*EXERCISE TASK*
Output the entries verbatim, including every line.

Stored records
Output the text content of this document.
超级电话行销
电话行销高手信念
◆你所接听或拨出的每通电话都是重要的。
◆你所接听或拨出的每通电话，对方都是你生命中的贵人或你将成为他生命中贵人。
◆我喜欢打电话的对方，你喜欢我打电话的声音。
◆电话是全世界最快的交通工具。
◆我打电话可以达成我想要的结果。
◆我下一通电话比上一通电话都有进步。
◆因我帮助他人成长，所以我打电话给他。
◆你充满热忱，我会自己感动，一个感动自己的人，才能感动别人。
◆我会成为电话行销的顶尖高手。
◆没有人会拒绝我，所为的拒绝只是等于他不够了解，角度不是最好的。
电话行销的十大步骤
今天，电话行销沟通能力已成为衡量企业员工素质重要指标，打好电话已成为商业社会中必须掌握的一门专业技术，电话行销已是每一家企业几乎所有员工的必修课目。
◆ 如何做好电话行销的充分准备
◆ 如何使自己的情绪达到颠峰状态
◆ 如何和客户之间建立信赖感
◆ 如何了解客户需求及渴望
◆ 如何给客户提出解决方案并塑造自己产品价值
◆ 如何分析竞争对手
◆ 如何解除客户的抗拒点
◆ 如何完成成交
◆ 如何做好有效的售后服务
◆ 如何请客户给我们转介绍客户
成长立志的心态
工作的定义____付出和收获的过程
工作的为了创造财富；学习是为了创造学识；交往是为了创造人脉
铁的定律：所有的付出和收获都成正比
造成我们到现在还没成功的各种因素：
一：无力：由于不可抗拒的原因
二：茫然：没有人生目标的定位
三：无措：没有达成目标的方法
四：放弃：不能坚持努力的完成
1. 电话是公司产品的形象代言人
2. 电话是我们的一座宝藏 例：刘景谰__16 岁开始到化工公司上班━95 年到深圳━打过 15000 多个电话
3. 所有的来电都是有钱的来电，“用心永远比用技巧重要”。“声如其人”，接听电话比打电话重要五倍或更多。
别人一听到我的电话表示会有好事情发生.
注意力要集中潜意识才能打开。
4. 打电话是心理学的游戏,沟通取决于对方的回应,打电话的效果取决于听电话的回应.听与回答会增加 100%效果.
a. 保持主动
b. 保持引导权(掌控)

*REPLY TO THE TASK*
Output the text content of this document.
超级电话行销
电话行销高手信念
◆你所接听或拨出的每通电话都是重要的。
◆你所接听或拨出的每通电话，对方都是你生命中的贵人或你将成为他生命中贵人。
◆我喜欢打电话的对方，你喜欢我打电话的声音。
◆电话是全世界最快的交通工具。
◆我打电话可以达成我想要的结果。
◆我下一通电话比上一通电话都有进步。
◆因我帮助他人成长，所以我打电话给他。
◆你充满热忱，我会自己感动，一个感动自己的人，才能感动别人。
◆我会成为电话行销的顶尖高手。
◆没有人会拒绝我，所为的拒绝只是等于他不够了解，角度不是最好的。
电话行销的十大步骤
今天，电话行销沟通能力已成为衡量企业员工素质重要指标，打好电话已成为商业社会中必须掌握的一门专业技术，电话行销已是每一家企业几乎所有员工的必修课目。
◆ 如何做好电话行销的充分准备
◆ 如何使自己的情绪达到颠峰状态
◆ 如何和客户之间建立信赖感
◆ 如何了解客户需求及渴望
◆ 如何给客户提出解决方案并塑造自己产品价值
◆ 如何分析竞争对手
◆ 如何解除客户的抗拒点
◆ 如何完成成交
◆ 如何做好有效的售后服务
◆ 如何请客户给我们转介绍客户
成长立志的心态
工作的定义____付出和收获的过程
工作的为了创造财富；学习是为了创造学识；交往是为了创造人脉
铁的定律：所有的付出和收获都成正比
造成我们到现在还没成功的各种因素：
一：无力：由于不可抗拒的原因
二：茫然：没有人生目标的定位
三：无措：没有达成目标的方法
四：放弃：不能坚持努力的完成
1. 电话是公司产品的形象代言人
2. 电话是我们的一座宝藏 例：刘景谰__16 岁开始到化工公司上班━95 年到深圳━打过 15000 多个电话
3. 所有的来电都是有钱的来电，“用心永远比用技巧重要”。“声如其人”，接听电话比打电话重要五倍或更多。
别人一听到我的电话表示会有好事情发生.
注意力要集中潜意识才能打开。
4. 打电话是心理学的游戏,沟通取决于对方的回应,打电话的效果取决于听电话的回应.听与回答会增加 100%效果.
a. 保持主动
b. 保持引导权(掌控)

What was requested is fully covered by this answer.